Stored data:
|---|

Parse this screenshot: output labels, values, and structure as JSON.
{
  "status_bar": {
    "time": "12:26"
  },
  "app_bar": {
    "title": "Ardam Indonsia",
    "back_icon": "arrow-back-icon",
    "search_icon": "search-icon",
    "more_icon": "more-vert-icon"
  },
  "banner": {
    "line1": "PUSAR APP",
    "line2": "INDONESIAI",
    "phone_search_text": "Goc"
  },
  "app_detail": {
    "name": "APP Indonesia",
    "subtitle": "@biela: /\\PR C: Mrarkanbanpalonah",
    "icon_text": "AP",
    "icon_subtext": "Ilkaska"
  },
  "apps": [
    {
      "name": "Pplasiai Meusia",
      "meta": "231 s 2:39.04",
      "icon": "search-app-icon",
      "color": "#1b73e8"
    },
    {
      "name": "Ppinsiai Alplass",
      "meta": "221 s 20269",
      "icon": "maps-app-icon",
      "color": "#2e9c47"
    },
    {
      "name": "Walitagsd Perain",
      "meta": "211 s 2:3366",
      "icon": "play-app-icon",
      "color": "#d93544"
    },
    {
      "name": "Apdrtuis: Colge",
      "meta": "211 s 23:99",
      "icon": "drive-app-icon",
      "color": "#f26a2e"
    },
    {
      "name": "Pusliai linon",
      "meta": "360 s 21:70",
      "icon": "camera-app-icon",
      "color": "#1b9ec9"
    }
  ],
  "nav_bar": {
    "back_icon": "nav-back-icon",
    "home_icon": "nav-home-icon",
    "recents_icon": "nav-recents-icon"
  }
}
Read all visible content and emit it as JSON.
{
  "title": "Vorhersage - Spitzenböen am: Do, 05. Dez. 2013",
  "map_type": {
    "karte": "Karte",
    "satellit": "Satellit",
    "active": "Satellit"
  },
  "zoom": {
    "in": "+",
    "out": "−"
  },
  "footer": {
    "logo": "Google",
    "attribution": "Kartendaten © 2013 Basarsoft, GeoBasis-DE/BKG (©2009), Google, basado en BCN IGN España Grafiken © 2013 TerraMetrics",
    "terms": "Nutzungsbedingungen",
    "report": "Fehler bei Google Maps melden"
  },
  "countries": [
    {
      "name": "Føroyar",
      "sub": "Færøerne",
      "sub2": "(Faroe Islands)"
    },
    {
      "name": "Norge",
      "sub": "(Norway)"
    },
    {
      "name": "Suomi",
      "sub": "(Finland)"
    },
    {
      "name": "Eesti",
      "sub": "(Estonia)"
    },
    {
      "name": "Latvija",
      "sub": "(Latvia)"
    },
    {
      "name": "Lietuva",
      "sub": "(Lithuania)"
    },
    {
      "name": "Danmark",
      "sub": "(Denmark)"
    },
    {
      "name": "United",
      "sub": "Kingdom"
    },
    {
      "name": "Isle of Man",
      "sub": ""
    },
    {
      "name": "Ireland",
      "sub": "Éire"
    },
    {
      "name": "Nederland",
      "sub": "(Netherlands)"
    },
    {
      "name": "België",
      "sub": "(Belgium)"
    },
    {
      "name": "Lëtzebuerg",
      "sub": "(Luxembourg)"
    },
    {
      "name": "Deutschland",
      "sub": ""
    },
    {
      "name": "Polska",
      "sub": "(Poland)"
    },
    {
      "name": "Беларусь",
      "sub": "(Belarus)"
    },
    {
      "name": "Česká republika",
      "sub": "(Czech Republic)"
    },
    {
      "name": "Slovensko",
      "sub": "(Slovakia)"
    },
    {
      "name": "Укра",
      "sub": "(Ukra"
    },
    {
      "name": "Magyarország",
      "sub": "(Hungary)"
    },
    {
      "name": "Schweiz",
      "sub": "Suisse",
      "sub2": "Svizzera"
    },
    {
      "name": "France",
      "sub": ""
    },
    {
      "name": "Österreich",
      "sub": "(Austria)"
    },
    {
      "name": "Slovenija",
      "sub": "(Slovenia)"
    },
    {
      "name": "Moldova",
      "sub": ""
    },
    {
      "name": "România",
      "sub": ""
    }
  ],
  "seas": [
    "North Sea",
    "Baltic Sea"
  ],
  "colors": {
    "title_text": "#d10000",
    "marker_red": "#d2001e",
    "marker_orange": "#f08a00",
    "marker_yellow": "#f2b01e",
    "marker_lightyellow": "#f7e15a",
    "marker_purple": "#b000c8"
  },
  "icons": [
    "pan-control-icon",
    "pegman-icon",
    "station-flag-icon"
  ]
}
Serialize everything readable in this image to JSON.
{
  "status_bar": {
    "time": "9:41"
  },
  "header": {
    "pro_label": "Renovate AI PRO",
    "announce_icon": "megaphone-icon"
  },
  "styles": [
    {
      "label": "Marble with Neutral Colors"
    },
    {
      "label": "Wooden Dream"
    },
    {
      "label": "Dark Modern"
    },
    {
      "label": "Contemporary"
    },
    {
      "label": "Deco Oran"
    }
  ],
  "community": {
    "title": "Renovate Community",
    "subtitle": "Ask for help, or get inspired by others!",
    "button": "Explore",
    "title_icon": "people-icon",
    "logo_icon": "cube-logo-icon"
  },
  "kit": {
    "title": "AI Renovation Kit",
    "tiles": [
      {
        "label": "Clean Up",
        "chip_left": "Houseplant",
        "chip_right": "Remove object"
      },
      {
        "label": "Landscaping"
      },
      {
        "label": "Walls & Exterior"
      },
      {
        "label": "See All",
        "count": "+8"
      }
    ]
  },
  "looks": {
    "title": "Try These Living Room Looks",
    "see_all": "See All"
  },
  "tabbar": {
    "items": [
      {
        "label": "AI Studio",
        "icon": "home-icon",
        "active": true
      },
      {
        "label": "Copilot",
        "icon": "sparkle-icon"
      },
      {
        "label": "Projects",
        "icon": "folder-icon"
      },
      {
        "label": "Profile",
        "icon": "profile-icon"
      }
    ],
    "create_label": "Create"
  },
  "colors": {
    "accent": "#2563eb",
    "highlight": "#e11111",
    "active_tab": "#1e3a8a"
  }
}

|---|

• [Task to carry out]: Exact output of every entry is required.

• [Output of the task]:
Parse this screenshot: output labels, values, and structure as JSON.
{
  "status_bar": {
    "time": "12:26"
  },
  "app_bar": {
    "title": "Ardam Indonsia",
    "back_icon": "arrow-back-icon",
    "search_icon": "search-icon",
    "more_icon": "more-vert-icon"
  },
  "banner": {
    "line1": "PUSAR APP",
    "line2": "INDONESIAI",
    "phone_search_text": "Goc"
  },
  "app_detail": {
    "name": "APP Indonesia",
    "subtitle": "@biela: /\\PR C: Mrarkanbanpalonah",
    "icon_text": "AP",
    "icon_subtext": "Ilkaska"
  },
  "apps": [
    {
      "name": "Pplasiai Meusia",
      "meta": "231 s 2:39.04",
      "icon": "search-app-icon",
      "color": "#1b73e8"
    },
    {
      "name": "Ppinsiai Alplass",
      "meta": "221 s 20269",
      "icon": "maps-app-icon",
      "color": "#2e9c47"
    },
    {
      "name": "Walitagsd Perain",
      "meta": "211 s 2:3366",
      "icon": "play-app-icon",
      "color": "#d93544"
    },
    {
      "name": "Apdrtuis: Colge",
      "meta": "211 s 23:99",
      "icon": "drive-app-icon",
      "color": "#f26a2e"
    },
    {
      "name": "Pusliai linon",
      "meta": "360 s 21:70",
      "icon": "camera-app-icon",
      "color": "#1b9ec9"
    }
  ],
  "nav_bar": {
    "back_icon": "nav-back-icon",
    "home_icon": "nav-home-icon",
    "recents_icon": "nav-recents-icon"
  }
}
Read all visible content and emit it as JSON.
{
  "title": "Vorhersage - Spitzenböen am: Do, 05. Dez. 2013",
  "map_type": {
    "karte": "Karte",
    "satellit": "Satellit",
    "active": "Satellit"
  },
  "zoom": {
    "in": "+",
    "out": "−"
  },
  "footer": {
    "logo": "Google",
    "attribution": "Kartendaten © 2013 Basarsoft, GeoBasis-DE/BKG (©2009), Google, basado en BCN IGN España Grafiken © 2013 TerraMetrics",
    "terms": "Nutzungsbedingungen",
    "report": "Fehler bei Google Maps melden"
  },
  "countries": [
    {
      "name": "Føroyar",
      "sub": "Færøerne",
      "sub2": "(Faroe Islands)"
    },
    {
      "name": "Norge",
      "sub": "(Norway)"
    },
    {
      "name": "Suomi",
      "sub": "(Finland)"
    },
    {
      "name": "Eesti",
      "sub": "(Estonia)"
    },
    {
      "name": "Latvija",
      "sub": "(Latvia)"
    },
    {
      "name": "Lietuva",
      "sub": "(Lithuania)"
    },
    {
      "name": "Danmark",
      "sub": "(Denmark)"
    },
    {
      "name": "United",
      "sub": "Kingdom"
    },
    {
      "name": "Isle of Man",
      "sub": ""
    },
    {
      "name": "Ireland",
      "sub": "Éire"
    },
    {
      "name": "Nederland",
      "sub": "(Netherlands)"
    },
    {
      "name": "België",
      "sub": "(Belgium)"
    },
    {
      "name": "Lëtzebuerg",
      "sub": "(Luxembourg)"
    },
    {
      "name": "Deutschland",
      "sub": ""
    },
    {
      "name": "Polska",
      "sub": "(Poland)"
    },
    {
      "name": "Беларусь",
      "sub": "(Belarus)"
    },
    {
      "name": "Česká republika",
      "sub": "(Czech Republic)"
    },
    {
      "name": "Slovensko",
      "sub": "(Slovakia)"
    },
    {
      "name": "Укра",
      "sub": "(Ukra"
    },
    {
      "name": "Magyarország",
      "sub": "(Hungary)"
    },
    {
      "name": "Schweiz",
      "sub": "Suisse",
      "sub2": "Svizzera"
    },
    {
      "name": "France",
      "sub": ""
    },
    {
      "name": "Österreich",
      "sub": "(Austria)"
    },
    {
      "name": "Slovenija",
      "sub": "(Slovenia)"
    },
    {
      "name": "Moldova",
      "sub": ""
    },
    {
      "name": "România",
      "sub": ""
    }
  ],
  "seas": [
    "North Sea",
    "Baltic Sea"
  ],
  "colors": {
    "title_text": "#d10000",
    "marker_red": "#d2001e",
    "marker_orange": "#f08a00",
    "marker_yellow": "#f2b01e",
    "marker_lightyellow": "#f7e15a",
    "marker_purple": "#b000c8"
  },
  "icons": [
    "pan-control-icon",
    "pegman-icon",
    "station-flag-icon"
  ]
}
Serialize everything readable in this image to JSON.
{
  "status_bar": {
    "time": "9:41"
  },
  "header": {
    "pro_label": "Renovate AI PRO",
    "announce_icon": "megaphone-icon"
  },
  "styles": [
    {
      "label": "Marble with Neutral Colors"
    },
    {
      "label": "Wooden Dream"
    },
    {
      "label": "Dark Modern"
    },
    {
      "label": "Contemporary"
    },
    {
      "label": "Deco Oran"
    }
  ],
  "community": {
    "title": "Renovate Community",
    "subtitle": "Ask for help, or get inspired by others!",
    "button": "Explore",
    "title_icon": "people-icon",
    "logo_icon": "cube-logo-icon"
  },
  "kit": {
    "title": "AI Renovation Kit",
    "tiles": [
      {
        "label": "Clean Up",
        "chip_left": "Houseplant",
        "chip_right": "Remove object"
      },
      {
        "label": "Landscaping"
      },
      {
        "label": "Walls & Exterior"
      },
      {
        "label": "See All",
        "count": "+8"
      }
    ]
  },
  "looks": {
    "title": "Try These Living Room Looks",
    "see_all": "See All"
  },
  "tabbar": {
    "items": [
      {
        "label": "AI Studio",
        "icon": "home-icon",
        "active": true
      },
      {
        "label": "Copilot",
        "icon": "sparkle-icon"
      },
      {
        "label": "Projects",
        "icon": "folder-icon"
      },
      {
        "label": "Profile",
        "icon": "profile-icon"
      }
    ],
    "create_label": "Create"
  },
  "colors": {
    "accent": "#2563eb",
    "highlight": "#e11111",
    "active_tab": "#1e3a8a"
  }
}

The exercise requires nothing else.